• **Exercise aim**: Gather all lines with the word "name" in them.

# # # #

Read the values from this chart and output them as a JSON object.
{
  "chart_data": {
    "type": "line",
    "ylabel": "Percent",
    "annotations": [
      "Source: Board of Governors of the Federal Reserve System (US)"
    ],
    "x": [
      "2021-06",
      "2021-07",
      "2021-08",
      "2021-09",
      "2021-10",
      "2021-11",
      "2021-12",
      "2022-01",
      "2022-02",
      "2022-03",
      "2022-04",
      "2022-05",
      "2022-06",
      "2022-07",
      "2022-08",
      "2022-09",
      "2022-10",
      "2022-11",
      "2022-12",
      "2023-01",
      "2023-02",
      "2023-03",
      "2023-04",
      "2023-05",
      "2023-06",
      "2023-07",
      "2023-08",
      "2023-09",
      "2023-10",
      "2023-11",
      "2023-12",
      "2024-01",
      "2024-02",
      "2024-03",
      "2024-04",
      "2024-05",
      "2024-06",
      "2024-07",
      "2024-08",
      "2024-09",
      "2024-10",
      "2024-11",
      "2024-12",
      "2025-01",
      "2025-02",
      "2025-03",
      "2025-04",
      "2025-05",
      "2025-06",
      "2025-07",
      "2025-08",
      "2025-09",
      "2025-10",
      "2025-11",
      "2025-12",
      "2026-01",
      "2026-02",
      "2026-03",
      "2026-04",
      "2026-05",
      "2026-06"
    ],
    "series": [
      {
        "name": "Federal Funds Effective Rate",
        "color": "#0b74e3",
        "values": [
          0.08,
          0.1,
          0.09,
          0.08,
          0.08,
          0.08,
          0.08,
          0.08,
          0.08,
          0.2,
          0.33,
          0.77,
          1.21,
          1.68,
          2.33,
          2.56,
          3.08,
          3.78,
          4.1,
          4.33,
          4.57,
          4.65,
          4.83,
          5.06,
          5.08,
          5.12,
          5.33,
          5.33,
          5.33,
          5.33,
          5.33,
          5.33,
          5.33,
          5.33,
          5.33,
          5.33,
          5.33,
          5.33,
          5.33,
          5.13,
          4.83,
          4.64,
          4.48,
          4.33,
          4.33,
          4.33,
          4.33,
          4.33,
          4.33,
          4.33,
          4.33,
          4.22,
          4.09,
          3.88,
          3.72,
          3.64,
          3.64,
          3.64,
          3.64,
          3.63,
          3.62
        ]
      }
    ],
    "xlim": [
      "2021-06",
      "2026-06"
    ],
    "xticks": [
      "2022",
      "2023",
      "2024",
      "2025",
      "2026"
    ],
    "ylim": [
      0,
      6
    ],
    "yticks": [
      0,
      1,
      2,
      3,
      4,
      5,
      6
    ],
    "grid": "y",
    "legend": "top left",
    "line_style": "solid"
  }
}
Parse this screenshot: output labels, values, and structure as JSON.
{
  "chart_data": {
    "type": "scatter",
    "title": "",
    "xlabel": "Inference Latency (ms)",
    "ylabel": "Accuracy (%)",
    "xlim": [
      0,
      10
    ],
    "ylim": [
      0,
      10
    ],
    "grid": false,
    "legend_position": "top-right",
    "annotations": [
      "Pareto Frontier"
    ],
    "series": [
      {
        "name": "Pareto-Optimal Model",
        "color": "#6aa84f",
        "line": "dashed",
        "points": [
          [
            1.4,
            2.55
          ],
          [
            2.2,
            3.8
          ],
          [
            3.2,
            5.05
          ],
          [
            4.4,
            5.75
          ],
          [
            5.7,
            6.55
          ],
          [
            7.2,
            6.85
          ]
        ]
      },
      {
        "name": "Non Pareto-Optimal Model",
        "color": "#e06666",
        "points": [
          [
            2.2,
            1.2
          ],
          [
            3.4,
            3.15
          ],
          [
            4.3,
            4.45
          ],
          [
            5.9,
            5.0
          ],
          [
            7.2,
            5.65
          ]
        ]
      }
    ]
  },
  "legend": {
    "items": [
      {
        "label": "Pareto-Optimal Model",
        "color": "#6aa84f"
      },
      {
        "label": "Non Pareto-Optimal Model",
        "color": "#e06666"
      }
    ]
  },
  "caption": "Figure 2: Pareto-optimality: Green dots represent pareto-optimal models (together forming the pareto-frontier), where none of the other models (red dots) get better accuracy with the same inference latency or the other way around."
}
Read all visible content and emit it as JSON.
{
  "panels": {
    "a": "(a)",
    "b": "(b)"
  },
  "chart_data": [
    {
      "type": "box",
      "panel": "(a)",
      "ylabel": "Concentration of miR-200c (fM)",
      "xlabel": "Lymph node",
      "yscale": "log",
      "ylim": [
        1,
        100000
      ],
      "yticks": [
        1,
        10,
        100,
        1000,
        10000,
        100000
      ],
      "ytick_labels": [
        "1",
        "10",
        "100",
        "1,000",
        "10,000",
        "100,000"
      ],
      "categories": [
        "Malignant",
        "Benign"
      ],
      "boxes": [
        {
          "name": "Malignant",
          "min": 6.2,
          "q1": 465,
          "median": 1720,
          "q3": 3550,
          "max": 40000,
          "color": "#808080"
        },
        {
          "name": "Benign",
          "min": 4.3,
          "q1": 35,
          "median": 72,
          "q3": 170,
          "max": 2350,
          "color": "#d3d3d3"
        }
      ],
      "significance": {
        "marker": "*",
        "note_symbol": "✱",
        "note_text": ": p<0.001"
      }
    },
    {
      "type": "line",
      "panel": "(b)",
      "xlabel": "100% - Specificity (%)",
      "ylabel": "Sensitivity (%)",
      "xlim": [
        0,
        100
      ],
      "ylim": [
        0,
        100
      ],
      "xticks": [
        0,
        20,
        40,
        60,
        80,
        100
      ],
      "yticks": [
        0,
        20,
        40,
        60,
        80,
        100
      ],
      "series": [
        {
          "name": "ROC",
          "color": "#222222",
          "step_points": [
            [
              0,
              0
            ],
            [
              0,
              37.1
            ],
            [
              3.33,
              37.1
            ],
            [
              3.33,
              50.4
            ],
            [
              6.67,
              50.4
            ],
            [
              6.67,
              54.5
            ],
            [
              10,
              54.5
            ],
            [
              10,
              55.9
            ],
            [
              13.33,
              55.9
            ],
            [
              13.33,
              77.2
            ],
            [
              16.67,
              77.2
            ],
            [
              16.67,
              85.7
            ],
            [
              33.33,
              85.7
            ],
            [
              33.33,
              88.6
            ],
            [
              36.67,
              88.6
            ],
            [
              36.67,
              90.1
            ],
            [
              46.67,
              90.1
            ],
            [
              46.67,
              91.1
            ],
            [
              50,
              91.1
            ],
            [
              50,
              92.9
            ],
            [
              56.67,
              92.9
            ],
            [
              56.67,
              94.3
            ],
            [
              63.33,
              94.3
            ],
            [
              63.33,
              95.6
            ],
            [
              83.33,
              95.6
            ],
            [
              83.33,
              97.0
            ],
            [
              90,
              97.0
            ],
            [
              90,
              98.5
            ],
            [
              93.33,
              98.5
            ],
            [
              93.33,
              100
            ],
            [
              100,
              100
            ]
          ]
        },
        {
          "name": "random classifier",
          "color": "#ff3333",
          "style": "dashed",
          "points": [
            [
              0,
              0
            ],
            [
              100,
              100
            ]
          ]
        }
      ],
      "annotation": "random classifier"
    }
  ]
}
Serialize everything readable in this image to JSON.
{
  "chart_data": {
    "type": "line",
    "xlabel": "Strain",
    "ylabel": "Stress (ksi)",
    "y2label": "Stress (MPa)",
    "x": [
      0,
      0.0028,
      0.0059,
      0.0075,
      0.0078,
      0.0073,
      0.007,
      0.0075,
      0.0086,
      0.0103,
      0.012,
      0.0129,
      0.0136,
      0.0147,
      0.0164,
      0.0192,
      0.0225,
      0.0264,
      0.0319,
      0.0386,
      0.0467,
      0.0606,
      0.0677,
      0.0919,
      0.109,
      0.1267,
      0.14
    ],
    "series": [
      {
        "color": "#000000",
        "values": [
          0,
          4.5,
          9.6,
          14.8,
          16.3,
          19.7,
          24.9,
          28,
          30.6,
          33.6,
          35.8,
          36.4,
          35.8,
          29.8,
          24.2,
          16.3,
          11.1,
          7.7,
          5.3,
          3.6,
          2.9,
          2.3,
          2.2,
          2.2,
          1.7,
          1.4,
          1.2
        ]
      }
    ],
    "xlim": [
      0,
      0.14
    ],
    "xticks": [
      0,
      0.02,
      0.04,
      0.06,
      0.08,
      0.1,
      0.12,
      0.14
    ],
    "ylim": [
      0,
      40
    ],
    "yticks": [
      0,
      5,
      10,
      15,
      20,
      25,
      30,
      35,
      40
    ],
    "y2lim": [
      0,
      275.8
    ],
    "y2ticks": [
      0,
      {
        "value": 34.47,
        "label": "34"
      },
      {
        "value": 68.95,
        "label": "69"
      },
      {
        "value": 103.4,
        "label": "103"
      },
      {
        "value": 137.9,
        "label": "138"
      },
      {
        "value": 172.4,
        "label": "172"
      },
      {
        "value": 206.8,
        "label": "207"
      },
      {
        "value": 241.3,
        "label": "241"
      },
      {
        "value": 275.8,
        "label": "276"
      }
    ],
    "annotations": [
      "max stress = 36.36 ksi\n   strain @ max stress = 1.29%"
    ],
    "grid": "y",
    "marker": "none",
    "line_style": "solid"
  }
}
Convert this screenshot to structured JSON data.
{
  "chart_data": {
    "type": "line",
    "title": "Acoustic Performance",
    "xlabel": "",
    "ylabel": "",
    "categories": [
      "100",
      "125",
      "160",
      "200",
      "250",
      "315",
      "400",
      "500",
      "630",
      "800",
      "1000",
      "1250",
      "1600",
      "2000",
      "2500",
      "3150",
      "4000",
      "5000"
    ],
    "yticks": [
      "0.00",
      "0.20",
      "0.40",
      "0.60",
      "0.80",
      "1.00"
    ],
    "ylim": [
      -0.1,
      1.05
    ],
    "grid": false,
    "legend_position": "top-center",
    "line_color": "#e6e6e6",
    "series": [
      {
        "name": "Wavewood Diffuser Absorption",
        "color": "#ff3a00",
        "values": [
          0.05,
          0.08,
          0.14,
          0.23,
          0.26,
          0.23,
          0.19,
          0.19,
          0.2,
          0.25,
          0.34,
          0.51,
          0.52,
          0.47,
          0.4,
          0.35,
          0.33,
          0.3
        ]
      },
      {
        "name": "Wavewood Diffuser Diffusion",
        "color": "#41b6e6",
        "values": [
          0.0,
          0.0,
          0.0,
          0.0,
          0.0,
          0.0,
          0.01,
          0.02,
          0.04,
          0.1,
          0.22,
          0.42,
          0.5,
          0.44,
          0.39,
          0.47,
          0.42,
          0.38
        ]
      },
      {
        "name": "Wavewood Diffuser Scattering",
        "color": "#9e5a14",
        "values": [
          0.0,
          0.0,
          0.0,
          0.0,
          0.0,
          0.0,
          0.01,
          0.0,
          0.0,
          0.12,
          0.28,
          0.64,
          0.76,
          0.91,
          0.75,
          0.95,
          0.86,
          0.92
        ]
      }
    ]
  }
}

# # # #

• **Answer to the exercise**:
        "name": "Federal Funds Effective Rate",
        "name": "Pareto-Optimal Model",
        "name": "Non Pareto-Optimal Model",
          "name": "Malignant",
          "name": "Benign",
          "name": "ROC",
          "name": "random classifier",
        "name": "Wavewood Diffuser Absorption",
        "name": "Wavewood Diffuser Diffusion",
        "name": "Wavewood Diffuser Scattering",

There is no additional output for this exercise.